Data items:

* * *

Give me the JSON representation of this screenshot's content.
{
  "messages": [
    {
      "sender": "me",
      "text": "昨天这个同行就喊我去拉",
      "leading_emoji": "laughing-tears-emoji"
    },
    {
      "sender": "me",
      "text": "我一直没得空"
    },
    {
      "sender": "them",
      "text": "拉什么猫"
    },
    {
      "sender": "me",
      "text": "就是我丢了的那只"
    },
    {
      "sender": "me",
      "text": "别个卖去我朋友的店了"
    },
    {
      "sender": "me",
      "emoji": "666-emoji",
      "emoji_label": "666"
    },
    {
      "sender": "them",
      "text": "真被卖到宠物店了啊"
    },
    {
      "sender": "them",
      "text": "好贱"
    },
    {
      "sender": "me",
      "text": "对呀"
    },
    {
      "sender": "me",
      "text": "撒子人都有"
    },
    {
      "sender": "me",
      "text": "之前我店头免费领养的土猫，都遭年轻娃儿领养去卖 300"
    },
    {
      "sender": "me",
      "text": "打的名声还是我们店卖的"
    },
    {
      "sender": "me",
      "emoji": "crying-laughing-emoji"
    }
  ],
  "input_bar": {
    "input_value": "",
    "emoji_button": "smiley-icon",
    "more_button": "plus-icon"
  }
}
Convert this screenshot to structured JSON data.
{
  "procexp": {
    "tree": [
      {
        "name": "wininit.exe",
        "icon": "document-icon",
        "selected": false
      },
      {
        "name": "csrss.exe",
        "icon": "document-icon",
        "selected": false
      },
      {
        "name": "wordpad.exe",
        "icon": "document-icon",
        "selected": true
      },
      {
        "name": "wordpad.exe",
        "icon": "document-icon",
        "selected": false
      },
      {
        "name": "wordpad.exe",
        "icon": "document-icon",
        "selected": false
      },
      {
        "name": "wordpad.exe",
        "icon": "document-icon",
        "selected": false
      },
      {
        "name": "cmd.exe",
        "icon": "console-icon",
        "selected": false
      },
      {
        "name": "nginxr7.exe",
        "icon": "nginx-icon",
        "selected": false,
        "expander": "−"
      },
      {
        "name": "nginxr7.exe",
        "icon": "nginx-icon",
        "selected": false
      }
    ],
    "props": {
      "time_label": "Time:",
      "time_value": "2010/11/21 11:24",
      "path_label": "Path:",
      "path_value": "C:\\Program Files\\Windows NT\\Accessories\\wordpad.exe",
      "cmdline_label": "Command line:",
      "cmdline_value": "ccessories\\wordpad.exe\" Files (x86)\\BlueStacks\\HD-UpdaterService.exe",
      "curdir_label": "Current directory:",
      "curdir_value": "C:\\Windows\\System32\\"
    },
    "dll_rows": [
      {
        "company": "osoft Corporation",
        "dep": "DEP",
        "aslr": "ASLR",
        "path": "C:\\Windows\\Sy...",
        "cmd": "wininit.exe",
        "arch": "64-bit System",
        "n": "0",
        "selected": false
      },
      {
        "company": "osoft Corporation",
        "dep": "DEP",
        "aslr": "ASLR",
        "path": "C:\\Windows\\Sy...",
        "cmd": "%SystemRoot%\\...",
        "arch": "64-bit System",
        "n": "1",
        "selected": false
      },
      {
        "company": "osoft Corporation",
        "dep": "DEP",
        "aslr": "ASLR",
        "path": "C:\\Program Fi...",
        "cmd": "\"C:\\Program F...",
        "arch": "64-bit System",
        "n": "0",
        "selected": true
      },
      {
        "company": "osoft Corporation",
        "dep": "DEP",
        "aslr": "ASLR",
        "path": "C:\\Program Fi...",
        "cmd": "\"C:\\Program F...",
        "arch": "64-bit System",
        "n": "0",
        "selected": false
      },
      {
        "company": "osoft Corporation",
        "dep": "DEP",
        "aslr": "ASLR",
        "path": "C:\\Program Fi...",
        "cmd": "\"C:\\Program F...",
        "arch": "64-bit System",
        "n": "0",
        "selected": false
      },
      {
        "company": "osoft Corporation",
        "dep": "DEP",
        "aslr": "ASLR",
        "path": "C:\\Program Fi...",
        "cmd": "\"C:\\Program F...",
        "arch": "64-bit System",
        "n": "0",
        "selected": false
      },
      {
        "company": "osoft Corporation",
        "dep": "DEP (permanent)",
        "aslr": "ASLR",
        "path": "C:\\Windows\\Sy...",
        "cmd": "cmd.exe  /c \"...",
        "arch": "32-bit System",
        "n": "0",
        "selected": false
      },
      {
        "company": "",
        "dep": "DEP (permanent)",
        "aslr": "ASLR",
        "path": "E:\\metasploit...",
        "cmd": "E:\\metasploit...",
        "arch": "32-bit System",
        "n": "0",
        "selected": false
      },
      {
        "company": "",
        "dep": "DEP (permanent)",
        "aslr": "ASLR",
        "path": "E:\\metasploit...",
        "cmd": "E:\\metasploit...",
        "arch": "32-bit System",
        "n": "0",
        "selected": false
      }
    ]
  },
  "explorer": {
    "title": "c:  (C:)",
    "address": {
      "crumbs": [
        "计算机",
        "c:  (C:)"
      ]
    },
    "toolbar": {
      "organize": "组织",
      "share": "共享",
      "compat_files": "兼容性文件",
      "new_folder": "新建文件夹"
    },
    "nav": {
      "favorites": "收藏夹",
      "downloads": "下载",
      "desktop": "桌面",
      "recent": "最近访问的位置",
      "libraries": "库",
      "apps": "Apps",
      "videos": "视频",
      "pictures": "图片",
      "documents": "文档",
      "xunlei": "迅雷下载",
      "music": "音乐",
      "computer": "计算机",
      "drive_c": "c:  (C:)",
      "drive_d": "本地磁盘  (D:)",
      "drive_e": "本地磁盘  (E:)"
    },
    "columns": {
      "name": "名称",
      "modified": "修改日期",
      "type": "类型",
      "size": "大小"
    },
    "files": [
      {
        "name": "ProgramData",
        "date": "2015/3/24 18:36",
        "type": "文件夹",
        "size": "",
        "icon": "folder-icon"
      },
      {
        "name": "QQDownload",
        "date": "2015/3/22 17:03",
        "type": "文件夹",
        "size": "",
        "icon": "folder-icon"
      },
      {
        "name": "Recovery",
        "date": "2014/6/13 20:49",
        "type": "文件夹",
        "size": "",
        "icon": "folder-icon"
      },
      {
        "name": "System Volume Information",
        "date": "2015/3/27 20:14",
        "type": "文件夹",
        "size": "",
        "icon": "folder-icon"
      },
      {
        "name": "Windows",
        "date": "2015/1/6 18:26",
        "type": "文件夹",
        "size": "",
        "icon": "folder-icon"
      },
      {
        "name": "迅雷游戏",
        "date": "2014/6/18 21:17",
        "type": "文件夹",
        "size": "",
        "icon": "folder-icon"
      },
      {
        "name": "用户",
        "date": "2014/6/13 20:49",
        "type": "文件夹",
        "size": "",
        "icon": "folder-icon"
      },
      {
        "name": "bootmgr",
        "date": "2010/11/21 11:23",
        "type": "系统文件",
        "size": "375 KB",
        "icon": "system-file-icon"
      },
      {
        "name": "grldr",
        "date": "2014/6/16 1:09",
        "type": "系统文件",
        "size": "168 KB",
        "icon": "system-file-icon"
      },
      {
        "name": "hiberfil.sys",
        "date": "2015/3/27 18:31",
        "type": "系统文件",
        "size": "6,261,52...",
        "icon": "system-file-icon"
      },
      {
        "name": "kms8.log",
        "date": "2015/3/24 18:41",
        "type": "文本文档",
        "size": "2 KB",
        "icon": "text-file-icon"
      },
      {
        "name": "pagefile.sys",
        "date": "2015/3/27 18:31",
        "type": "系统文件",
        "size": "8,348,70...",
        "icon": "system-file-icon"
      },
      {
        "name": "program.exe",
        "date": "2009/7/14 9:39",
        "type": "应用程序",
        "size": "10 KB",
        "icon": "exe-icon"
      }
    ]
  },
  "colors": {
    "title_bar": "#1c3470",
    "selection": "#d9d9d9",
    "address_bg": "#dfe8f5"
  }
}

* * *

▶ Goal:
All of the material above needs to be copied exactly.

▶ Result:
Give me the JSON representation of this screenshot's content.
{
  "messages": [
    {
      "sender": "me",
      "text": "昨天这个同行就喊我去拉",
      "leading_emoji": "laughing-tears-emoji"
    },
    {
      "sender": "me",
      "text": "我一直没得空"
    },
    {
      "sender": "them",
      "text": "拉什么猫"
    },
    {
      "sender": "me",
      "text": "就是我丢了的那只"
    },
    {
      "sender": "me",
      "text": "别个卖去我朋友的店了"
    },
    {
      "sender": "me",
      "emoji": "666-emoji",
      "emoji_label": "666"
    },
    {
      "sender": "them",
      "text": "真被卖到宠物店了啊"
    },
    {
      "sender": "them",
      "text": "好贱"
    },
    {
      "sender": "me",
      "text": "对呀"
    },
    {
      "sender": "me",
      "text": "撒子人都有"
    },
    {
      "sender": "me",
      "text": "之前我店头免费领养的土猫，都遭年轻娃儿领养去卖 300"
    },
    {
      "sender": "me",
      "text": "打的名声还是我们店卖的"
    },
    {
      "sender": "me",
      "emoji": "crying-laughing-emoji"
    }
  ],
  "input_bar": {
    "input_value": "",
    "emoji_button": "smiley-icon",
    "more_button": "plus-icon"
  }
}
Convert this screenshot to structured JSON data.
{
  "procexp": {
    "tree": [
      {
        "name": "wininit.exe",
        "icon": "document-icon",
        "selected": false
      },
      {
        "name": "csrss.exe",
        "icon": "document-icon",
        "selected": false
      },
      {
        "name": "wordpad.exe",
        "icon": "document-icon",
        "selected": true
      },
      {
        "name": "wordpad.exe",
        "icon": "document-icon",
        "selected": false
      },
      {
        "name": "wordpad.exe",
        "icon": "document-icon",
        "selected": false
      },
      {
        "name": "wordpad.exe",
        "icon": "document-icon",
        "selected": false
      },
      {
        "name": "cmd.exe",
        "icon": "console-icon",
        "selected": false
      },
      {
        "name": "nginxr7.exe",
        "icon": "nginx-icon",
        "selected": false,
        "expander": "−"
      },
      {
        "name": "nginxr7.exe",
        "icon": "nginx-icon",
        "selected": false
      }
    ],
    "props": {
      "time_label": "Time:",
      "time_value": "2010/11/21 11:24",
      "path_label": "Path:",
      "path_value": "C:\\Program Files\\Windows NT\\Accessories\\wordpad.exe",
      "cmdline_label": "Command line:",
      "cmdline_value": "ccessories\\wordpad.exe\" Files (x86)\\BlueStacks\\HD-UpdaterService.exe",
      "curdir_label": "Current directory:",
      "curdir_value": "C:\\Windows\\System32\\"
    },
    "dll_rows": [
      {
        "company": "osoft Corporation",
        "dep": "DEP",
        "aslr": "ASLR",
        "path": "C:\\Windows\\Sy...",
        "cmd": "wininit.exe",
        "arch": "64-bit System",
        "n": "0",
        "selected": false
      },
      {
        "company": "osoft Corporation",
        "dep": "DEP",
        "aslr": "ASLR",
        "path": "C:\\Windows\\Sy...",
        "cmd": "%SystemRoot%\\...",
        "arch": "64-bit System",
        "n": "1",
        "selected": false
      },
      {
        "company": "osoft Corporation",
        "dep": "DEP",
        "aslr": "ASLR",
        "path": "C:\\Program Fi...",
        "cmd": "\"C:\\Program F...",
        "arch": "64-bit System",
        "n": "0",
        "selected": true
      },
      {
        "company": "osoft Corporation",
        "dep": "DEP",
        "aslr": "ASLR",
        "path": "C:\\Program Fi...",
        "cmd": "\"C:\\Program F...",
        "arch": "64-bit System",
        "n": "0",
        "selected": false
      },
      {
        "company": "osoft Corporation",
        "dep": "DEP",
        "aslr": "ASLR",
        "path": "C:\\Program Fi...",
        "cmd": "\"C:\\Program F...",
        "arch": "64-bit System",
        "n": "0",
        "selected": false
      },
      {
        "company": "osoft Corporation",
        "dep": "DEP",
        "aslr": "ASLR",
        "path": "C:\\Program Fi...",
        "cmd": "\"C:\\Program F...",
        "arch": "64-bit System",
        "n": "0",
        "selected": false
      },
      {
        "company": "osoft Corporation",
        "dep": "DEP (permanent)",
        "aslr": "ASLR",
        "path": "C:\\Windows\\Sy...",
        "cmd": "cmd.exe  /c \"...",
        "arch": "32-bit System",
        "n": "0",
        "selected": false
      },
      {
        "company": "",
        "dep": "DEP (permanent)",
        "aslr": "ASLR",
        "path": "E:\\metasploit...",
        "cmd": "E:\\metasploit...",
        "arch": "32-bit System",
        "n": "0",
        "selected": false
      },
      {
        "company": "",
        "dep": "DEP (permanent)",
        "aslr": "ASLR",
        "path": "E:\\metasploit...",
        "cmd": "E:\\metasploit...",
        "arch": "32-bit System",
        "n": "0",
        "selected": false
      }
    ]
  },
  "explorer": {
    "title": "c:  (C:)",
    "address": {
      "crumbs": [
        "计算机",
        "c:  (C:)"
      ]
    },
    "toolbar": {
      "organize": "组织",
      "share": "共享",
      "compat_files": "兼容性文件",
      "new_folder": "新建文件夹"
    },
    "nav": {
      "favorites": "收藏夹",
      "downloads": "下载",
      "desktop": "桌面",
      "recent": "最近访问的位置",
      "libraries": "库",
      "apps": "Apps",
      "videos": "视频",
      "pictures": "图片",
      "documents": "文档",
      "xunlei": "迅雷下载",
      "music": "音乐",
      "computer": "计算机",
      "drive_c": "c:  (C:)",
      "drive_d": "本地磁盘  (D:)",
      "drive_e": "本地磁盘  (E:)"
    },
    "columns": {
      "name": "名称",
      "modified": "修改日期",
      "type": "类型",
      "size": "大小"
    },
    "files": [
      {
        "name": "ProgramData",
        "date": "2015/3/24 18:36",
        "type": "文件夹",
        "size": "",
        "icon": "folder-icon"
      },
      {
        "name": "QQDownload",
        "date": "2015/3/22 17:03",
        "type": "文件夹",
        "size": "",
        "icon": "folder-icon"
      },
      {
        "name": "Recovery",
        "date": "2014/6/13 20:49",
        "type": "文件夹",
        "size": "",
        "icon": "folder-icon"
      },
      {
        "name": "System Volume Information",
        "date": "2015/3/27 20:14",
        "type": "文件夹",
        "size": "",
        "icon": "folder-icon"
      },
      {
        "name": "Windows",
        "date": "2015/1/6 18:26",
        "type": "文件夹",
        "size": "",
        "icon": "folder-icon"
      },
      {
        "name": "迅雷游戏",
        "date": "2014/6/18 21:17",
        "type": "文件夹",
        "size": "",
        "icon": "folder-icon"
      },
      {
        "name": "用户",
        "date": "2014/6/13 20:49",
        "type": "文件夹",
        "size": "",
        "icon": "folder-icon"
      },
      {
        "name": "bootmgr",
        "date": "2010/11/21 11:23",
        "type": "系统文件",
        "size": "375 KB",
        "icon": "system-file-icon"
      },
      {
        "name": "grldr",
        "date": "2014/6/16 1:09",
        "type": "系统文件",
        "size": "168 KB",
        "icon": "system-file-icon"
      },
      {
        "name": "hiberfil.sys",
        "date": "2015/3/27 18:31",
        "type": "系统文件",
        "size": "6,261,52...",
        "icon": "system-file-icon"
      },
      {
        "name": "kms8.log",
        "date": "2015/3/24 18:41",
        "type": "文本文档",
        "size": "2 KB",
        "icon": "text-file-icon"
      },
      {
        "name": "pagefile.sys",
        "date": "2015/3/27 18:31",
        "type": "系统文件",
        "size": "8,348,70...",
        "icon": "system-file-icon"
      },
      {
        "name": "program.exe",
        "date": "2009/7/14 9:39",
        "type": "应用程序",
        "size": "10 KB",
        "icon": "exe-icon"
      }
    ]
  },
  "colors": {
    "title_bar": "#1c3470",
    "selection": "#d9d9d9",
    "address_bg": "#dfe8f5"
  }
}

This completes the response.